BEGIN Extracted records

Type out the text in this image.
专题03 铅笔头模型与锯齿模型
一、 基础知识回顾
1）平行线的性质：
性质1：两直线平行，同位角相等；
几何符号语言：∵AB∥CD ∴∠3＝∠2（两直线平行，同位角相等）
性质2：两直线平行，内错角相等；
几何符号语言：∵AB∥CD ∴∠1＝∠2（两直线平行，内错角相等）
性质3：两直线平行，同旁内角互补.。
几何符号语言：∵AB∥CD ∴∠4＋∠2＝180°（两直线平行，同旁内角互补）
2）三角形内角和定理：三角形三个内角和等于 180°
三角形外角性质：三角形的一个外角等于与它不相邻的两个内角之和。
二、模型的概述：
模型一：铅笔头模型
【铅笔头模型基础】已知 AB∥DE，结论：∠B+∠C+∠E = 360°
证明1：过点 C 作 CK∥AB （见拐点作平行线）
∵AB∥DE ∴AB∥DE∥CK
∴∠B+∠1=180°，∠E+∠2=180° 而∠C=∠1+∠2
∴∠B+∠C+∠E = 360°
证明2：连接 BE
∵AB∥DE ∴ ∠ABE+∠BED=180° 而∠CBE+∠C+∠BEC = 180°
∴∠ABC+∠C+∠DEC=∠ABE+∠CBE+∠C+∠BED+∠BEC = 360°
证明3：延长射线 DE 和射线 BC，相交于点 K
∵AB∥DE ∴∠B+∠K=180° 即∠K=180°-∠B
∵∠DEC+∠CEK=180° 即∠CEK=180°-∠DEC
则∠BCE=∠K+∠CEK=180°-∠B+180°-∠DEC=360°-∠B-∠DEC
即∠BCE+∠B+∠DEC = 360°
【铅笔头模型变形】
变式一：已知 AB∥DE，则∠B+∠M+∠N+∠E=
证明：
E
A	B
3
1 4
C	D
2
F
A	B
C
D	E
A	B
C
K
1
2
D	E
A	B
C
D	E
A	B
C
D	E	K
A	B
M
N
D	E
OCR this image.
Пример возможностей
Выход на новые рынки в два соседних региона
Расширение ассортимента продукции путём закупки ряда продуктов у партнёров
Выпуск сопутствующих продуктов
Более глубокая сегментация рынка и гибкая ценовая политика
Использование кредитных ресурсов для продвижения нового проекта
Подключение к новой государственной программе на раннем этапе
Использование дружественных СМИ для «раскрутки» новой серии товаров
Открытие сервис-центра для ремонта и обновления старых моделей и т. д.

END Extracted records

**The problem**
Pull every line containing the word "同旁内角互补" out of the material and copy it.

**Exercise response**
性质3：两直线平行，同旁内角互补.。
几何符号语言：∵AB∥CD ∴∠4＋∠2＝180°（两直线平行，同旁内角互补）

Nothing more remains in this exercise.